(Input material)
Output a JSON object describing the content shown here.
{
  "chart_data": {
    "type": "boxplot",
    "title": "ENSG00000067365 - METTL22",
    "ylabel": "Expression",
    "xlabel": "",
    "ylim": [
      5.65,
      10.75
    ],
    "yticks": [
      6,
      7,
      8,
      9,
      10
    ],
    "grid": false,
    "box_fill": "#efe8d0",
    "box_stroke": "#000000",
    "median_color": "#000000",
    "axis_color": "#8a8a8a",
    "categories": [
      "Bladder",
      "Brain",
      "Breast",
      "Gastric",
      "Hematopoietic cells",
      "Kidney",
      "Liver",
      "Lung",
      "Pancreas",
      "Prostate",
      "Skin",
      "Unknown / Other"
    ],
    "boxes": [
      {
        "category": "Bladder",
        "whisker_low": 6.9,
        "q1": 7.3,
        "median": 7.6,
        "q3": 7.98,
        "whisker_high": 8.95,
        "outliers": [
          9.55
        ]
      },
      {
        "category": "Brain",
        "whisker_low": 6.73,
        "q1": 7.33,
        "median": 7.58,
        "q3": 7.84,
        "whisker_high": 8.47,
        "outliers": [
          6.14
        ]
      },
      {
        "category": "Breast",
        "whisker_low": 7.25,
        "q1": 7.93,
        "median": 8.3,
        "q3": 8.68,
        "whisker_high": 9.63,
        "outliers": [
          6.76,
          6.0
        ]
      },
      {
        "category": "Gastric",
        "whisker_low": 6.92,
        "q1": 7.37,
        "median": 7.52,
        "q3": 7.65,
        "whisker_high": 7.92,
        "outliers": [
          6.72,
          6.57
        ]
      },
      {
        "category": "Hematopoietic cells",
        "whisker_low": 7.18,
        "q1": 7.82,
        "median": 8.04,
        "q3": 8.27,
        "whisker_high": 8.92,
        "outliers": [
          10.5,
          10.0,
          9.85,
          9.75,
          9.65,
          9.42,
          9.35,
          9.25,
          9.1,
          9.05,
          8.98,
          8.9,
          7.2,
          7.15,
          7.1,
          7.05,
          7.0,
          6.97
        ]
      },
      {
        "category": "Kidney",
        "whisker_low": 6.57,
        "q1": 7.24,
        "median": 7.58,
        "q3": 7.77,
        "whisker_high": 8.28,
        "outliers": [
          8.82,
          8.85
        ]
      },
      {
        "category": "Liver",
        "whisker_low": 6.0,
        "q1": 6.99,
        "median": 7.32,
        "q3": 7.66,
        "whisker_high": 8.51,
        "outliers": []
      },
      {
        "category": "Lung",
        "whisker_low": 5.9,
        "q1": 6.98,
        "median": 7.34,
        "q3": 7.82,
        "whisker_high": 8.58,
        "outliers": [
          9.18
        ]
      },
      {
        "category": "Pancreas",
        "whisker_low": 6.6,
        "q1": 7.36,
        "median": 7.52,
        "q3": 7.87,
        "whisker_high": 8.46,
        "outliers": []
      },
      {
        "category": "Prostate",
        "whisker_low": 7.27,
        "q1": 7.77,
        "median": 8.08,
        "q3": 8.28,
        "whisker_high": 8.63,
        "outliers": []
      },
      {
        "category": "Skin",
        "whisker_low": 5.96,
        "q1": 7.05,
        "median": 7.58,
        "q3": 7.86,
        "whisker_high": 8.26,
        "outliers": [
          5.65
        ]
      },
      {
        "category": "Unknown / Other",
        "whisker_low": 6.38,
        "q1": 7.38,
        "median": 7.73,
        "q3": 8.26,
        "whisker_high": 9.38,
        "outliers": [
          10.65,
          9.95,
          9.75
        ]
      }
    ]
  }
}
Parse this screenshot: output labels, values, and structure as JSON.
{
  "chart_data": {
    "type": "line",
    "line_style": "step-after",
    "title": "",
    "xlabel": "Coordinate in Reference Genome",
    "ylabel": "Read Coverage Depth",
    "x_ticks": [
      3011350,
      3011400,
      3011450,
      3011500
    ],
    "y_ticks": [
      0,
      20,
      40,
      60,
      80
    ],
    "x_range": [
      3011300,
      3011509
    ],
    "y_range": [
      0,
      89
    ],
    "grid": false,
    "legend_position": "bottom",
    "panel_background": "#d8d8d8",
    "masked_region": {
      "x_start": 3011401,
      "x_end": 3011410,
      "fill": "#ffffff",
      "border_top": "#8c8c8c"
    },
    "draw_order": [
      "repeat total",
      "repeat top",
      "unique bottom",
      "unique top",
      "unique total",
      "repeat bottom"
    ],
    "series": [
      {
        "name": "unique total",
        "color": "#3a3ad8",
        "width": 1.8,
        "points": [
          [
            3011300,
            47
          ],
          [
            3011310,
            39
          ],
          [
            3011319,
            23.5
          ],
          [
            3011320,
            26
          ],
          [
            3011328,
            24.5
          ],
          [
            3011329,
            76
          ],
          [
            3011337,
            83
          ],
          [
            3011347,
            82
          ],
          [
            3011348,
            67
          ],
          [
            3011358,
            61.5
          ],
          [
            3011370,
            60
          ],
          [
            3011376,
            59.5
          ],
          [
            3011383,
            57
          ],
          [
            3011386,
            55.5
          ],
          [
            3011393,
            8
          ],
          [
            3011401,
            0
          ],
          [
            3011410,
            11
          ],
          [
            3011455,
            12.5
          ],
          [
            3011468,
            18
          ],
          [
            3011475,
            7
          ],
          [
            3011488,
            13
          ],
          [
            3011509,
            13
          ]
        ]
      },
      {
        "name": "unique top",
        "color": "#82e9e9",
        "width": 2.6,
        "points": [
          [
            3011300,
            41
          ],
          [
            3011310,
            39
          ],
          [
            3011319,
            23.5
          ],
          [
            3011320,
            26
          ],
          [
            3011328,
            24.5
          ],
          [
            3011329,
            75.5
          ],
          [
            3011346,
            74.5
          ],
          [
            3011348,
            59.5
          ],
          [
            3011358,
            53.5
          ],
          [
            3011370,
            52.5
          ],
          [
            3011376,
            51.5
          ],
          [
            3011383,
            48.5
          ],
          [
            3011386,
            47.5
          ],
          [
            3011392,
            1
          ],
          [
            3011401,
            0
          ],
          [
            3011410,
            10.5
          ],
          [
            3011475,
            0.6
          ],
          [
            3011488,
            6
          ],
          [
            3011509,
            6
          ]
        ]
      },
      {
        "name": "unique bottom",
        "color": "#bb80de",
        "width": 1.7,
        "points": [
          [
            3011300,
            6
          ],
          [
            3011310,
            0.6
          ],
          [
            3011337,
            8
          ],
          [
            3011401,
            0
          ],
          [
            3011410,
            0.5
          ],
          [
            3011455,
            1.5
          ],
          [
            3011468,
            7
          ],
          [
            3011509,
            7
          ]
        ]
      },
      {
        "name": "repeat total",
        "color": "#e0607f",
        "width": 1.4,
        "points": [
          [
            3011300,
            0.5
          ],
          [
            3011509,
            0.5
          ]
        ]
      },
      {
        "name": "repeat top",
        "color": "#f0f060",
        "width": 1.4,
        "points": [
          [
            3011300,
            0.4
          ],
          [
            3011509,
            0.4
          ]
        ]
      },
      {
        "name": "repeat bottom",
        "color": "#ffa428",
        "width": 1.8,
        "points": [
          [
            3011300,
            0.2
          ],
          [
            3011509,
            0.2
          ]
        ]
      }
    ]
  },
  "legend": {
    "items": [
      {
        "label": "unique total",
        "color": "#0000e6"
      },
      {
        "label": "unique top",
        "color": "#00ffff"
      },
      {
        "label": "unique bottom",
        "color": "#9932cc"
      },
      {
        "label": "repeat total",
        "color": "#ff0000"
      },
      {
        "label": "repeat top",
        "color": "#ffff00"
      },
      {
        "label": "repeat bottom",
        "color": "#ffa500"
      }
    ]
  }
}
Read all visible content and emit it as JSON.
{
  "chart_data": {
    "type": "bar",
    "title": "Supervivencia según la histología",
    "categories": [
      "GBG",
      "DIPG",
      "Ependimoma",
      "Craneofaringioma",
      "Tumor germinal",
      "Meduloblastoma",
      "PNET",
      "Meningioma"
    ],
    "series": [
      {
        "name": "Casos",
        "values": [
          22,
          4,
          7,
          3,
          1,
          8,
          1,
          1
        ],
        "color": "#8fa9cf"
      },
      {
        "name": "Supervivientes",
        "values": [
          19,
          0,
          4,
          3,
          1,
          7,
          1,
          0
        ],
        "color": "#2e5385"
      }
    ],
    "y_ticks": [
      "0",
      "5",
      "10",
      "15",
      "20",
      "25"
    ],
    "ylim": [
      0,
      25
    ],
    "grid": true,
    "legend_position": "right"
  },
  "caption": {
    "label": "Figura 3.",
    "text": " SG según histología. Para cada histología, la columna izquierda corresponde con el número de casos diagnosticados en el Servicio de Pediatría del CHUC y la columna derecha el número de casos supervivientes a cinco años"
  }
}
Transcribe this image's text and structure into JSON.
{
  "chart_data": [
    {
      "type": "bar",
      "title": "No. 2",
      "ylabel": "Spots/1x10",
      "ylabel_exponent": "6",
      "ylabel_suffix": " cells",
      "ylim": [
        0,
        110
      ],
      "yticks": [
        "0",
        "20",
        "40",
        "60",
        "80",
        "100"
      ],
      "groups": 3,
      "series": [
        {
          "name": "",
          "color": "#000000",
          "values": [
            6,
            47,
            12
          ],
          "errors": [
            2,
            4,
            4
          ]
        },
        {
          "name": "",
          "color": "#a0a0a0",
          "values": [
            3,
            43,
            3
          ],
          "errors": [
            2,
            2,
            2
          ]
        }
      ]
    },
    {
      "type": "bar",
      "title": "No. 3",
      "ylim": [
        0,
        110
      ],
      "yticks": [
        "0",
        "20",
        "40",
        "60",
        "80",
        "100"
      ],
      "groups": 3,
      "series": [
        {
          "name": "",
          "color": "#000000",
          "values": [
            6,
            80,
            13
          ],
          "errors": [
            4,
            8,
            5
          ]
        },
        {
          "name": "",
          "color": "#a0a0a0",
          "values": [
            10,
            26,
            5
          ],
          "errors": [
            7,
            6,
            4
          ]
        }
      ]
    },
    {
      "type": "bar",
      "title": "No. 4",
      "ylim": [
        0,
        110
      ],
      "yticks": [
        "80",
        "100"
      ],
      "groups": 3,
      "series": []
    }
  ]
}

(Work item) Where in the listing does the string "repeat" appear? Copy every line that has it.

(Answer to this task)
      "repeat total",
      "repeat top",
      "repeat bottom"
        "name": "repeat total",
        "name": "repeat top",
        "name": "repeat bottom",
        "label": "repeat total",
        "label": "repeat top",
        "label": "repeat bottom",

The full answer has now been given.